In 2013, Johnson and Johnson was ordered to pay over $2 billion to resolve criminal and civil liability arising from allegations relating to the prescription drugs Risperdal, Invega, and Natrecor, including promotion for uses not approved as safe and effective by the Food and Drug Administration (FDA) and payment of kickbacks to physicians and to the nation’s largest long-term care pharmacy provider,” according to the Department of Justice.

Back in 2009, in the largest pharmaceutical settlement in the history of the U.S. Department of Justice at the time, Big Pharma titan Pfizer, which manufactured an mRNA COVID-19 vaccine last year in association with German biotechnology company BioNTech, was forced to pay a $2.3 billion settlement “to resolve criminal and civil liability arising from the illegal promotion of certain pharmaceutical products.”

According to the DOJ, Pfizer misbranded an anti-inflammatory drug which had been pulled from the market, promoting its sale “for several uses and dosages that the FDA specifically declined to approve due to safety concerns.”

Pfizer’s subsidiaries pleaded guilty to a felony for misbranding the drug “with intent to defraud or mislead,” and the company was ordered to pay a criminal fine totaling $1.3 billion, “the largest criminal fine ever imposed in the United States for any matter.” Pfizer paid out another $1 billion “to resolve allegations” related to the illegal promotion of three other drugs.

Similar to the Pfizer and Johnson and Johnson cases, fellow vaccine manufacturer AstraZeneca agreed to pay $520 million in 2010 to resolve allegations that it “illegally marketed the anti-psychotic drug Seroquel for uses not approved as safe and effective by the Food and Drug Administration.”

U.S. Attorney for the Eastern District of Pennsylvania Michael L. Levy said of the AstraZeneca settlement, “People have a legal right to know that pharmaceutical companies are marketing their drugs only for uses approved by the FDA and that their doctors’ judgment has not been affected by misinformation from a pharmaceutical company trying to boost revenues.”

Covering a wide range of criminal and civil violations, Big Pharma’s legal troubles also include patent infringement and failure to disclose information regarding government funding and clinical trials.

In October 2020, San Diego-based Allele Biotechnology and Pharmaceuticals Inc. filed a lawsuit against Pfizer and BioNTech, claiming the companies used Allele’s patented “fluorescent protein to help analyze blood drawn from clinical trial patients without Allele’s permission.”

→ **Exercises**
a – In the passage on pharmaceutical company lawsuits, how much did AstraZeneca agree to pay in 2010?
b – Resume the passage on pharmaceutical company lawsuits from where it stops.
The material that comes after the passage on pharmaceutical company lawsuits is separate from it.

Page layout parsing data:
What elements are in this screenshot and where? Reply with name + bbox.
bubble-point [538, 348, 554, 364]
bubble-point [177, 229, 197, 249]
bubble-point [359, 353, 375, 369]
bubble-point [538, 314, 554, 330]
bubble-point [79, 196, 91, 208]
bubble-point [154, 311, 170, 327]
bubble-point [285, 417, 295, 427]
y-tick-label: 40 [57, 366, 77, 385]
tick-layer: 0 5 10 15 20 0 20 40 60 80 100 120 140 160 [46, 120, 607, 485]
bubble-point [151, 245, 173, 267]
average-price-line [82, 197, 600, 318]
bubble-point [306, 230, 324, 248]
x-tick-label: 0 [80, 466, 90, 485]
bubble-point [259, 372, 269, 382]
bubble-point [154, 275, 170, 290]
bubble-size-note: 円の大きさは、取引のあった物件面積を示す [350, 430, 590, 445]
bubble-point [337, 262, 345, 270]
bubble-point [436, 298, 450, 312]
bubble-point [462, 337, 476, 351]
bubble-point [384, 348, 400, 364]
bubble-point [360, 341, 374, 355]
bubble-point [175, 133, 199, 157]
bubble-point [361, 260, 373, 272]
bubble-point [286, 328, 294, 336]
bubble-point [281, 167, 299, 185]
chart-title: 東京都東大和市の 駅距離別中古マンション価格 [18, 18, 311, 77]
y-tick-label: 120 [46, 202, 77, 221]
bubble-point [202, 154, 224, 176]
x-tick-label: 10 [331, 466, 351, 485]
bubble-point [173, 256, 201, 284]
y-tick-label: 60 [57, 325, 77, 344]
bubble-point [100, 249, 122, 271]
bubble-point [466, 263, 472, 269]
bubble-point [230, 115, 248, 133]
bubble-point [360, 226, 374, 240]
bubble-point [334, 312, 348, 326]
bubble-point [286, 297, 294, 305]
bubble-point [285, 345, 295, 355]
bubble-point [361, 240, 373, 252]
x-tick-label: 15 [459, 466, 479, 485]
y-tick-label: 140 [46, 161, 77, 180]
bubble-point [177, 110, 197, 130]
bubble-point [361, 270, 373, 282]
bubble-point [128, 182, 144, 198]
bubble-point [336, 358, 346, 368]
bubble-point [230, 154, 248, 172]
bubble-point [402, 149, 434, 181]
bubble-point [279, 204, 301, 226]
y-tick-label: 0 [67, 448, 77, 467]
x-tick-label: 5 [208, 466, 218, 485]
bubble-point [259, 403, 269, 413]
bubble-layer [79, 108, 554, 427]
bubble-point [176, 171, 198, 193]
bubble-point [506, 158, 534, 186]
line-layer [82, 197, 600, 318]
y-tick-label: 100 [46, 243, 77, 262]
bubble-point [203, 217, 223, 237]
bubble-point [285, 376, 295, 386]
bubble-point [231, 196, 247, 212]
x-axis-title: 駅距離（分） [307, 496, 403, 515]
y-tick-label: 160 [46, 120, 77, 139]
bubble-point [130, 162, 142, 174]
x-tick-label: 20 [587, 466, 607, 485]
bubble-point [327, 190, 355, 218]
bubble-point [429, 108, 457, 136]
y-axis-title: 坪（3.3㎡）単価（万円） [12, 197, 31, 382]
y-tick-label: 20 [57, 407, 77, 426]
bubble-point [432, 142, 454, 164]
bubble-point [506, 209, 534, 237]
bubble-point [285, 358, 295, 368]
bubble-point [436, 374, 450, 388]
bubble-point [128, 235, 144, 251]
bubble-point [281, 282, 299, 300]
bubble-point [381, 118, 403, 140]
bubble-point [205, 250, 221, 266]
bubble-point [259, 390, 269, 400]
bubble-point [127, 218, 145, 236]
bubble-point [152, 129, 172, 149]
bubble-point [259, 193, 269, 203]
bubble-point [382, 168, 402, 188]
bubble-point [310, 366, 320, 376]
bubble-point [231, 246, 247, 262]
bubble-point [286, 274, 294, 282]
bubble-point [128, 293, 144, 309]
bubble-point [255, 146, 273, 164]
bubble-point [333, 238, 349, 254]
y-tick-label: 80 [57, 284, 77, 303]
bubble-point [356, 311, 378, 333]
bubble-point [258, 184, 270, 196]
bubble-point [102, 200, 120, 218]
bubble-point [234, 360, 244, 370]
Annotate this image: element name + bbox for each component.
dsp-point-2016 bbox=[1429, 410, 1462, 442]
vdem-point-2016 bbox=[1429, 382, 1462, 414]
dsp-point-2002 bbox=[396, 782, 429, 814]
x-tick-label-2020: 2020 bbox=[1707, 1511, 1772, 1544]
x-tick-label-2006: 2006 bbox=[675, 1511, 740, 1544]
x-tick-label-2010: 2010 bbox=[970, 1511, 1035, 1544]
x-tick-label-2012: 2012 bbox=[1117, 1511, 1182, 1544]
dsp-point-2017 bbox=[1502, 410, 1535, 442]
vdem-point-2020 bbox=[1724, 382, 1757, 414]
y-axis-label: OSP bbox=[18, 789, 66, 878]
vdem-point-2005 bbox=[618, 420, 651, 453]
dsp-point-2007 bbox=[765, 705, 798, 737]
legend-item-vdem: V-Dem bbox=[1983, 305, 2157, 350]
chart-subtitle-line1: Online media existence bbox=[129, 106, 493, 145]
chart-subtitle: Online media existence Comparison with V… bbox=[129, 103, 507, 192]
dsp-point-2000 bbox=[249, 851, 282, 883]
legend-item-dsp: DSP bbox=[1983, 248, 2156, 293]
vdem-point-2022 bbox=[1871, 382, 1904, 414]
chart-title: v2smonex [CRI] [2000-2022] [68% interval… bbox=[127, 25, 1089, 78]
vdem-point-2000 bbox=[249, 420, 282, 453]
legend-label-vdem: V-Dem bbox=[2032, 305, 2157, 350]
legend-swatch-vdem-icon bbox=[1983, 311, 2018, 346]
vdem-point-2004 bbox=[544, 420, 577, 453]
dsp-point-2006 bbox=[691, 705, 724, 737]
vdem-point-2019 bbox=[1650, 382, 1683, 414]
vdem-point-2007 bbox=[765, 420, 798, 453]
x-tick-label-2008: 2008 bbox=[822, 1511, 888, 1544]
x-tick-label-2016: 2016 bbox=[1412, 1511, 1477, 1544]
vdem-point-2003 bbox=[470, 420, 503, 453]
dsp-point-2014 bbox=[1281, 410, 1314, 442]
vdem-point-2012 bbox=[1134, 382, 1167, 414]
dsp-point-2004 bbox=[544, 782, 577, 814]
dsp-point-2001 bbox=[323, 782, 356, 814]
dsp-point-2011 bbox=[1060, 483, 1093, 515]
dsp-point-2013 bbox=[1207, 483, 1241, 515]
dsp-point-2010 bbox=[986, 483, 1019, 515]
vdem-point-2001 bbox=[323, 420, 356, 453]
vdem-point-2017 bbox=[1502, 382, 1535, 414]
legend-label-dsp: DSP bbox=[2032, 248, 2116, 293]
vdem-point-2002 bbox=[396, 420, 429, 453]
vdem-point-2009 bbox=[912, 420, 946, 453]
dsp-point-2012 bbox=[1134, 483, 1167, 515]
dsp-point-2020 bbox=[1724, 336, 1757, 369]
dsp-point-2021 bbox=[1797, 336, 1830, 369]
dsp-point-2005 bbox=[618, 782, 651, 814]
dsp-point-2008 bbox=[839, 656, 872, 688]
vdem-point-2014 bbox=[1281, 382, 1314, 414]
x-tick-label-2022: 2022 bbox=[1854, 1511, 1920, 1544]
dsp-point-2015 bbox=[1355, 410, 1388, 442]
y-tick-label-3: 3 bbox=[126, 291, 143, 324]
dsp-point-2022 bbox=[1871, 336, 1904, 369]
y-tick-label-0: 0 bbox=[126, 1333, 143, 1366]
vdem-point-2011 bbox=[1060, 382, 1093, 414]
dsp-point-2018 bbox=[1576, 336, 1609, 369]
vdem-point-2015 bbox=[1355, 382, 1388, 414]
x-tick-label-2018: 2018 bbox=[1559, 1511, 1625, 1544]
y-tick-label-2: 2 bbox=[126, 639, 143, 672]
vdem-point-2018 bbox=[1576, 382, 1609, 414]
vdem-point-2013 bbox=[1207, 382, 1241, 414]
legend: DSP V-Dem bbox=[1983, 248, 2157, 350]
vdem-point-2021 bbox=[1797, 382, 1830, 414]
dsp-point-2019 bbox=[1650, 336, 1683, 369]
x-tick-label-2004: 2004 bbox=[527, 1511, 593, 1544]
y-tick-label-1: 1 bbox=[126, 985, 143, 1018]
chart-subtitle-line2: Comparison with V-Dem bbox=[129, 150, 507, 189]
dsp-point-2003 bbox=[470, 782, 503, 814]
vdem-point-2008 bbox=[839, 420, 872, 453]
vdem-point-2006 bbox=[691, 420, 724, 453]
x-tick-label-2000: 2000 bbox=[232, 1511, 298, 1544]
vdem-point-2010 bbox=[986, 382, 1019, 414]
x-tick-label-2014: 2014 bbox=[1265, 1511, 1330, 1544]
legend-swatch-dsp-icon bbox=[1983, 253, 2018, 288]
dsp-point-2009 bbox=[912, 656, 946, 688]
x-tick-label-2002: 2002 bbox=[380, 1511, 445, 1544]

→ **Per-task outputs**
a – $520 million

b –
Last month a U.S. District Judge rejected Pfizer and BioNTech’s efforts to dismiss the action, giving the lawsuit the green light to go forward.

Meanwhile, the Gates Foundation-funded pharmaceutical corporation Moderna, which last year underwent an investigation by the Defense Advanced Research Projects Agency (DARPA) for allegedly running afoul of federal law by failing to disclose government support for its patents and applications, “has been criticised for the way it releases its research,” according to the Global Justice Now report.

According to the report, “After the company announced it had seen positive results from its Phase I trial in May 2020,” scientists “raised questions about the company’s claims, suggesting that no significant data had been released to evidence them. Moderna disclosed early results from just 8 of its 45 trial participants.”

The report cited a concern expressed by Anna Durbin, a vaccine researcher at Johns Hopkins University, who said, “It’s a bit of a concern that they haven’t published the results of any of their ongoing trials that they mention in their press release. They have not published any of that.”

Moderna’s secrecy has been called “highly problematic” by former Securities and Exchange Commission (SEC) officials, and “worthy of investigation for potential market manipulation.”

In an article published by Transparency International, Professor Jillian Kohler, director of the WHO Collaborating Centre for Governance, Transparency and Accountability in the Pharmaceutical Sector, wrote, “Now more than ever, pharmaceutical companies need to uphold standards of social responsibility.” Kohler added that “shareholders are not the only ones to whom pharmaceutical companies are accountable; the general public are also key investors.”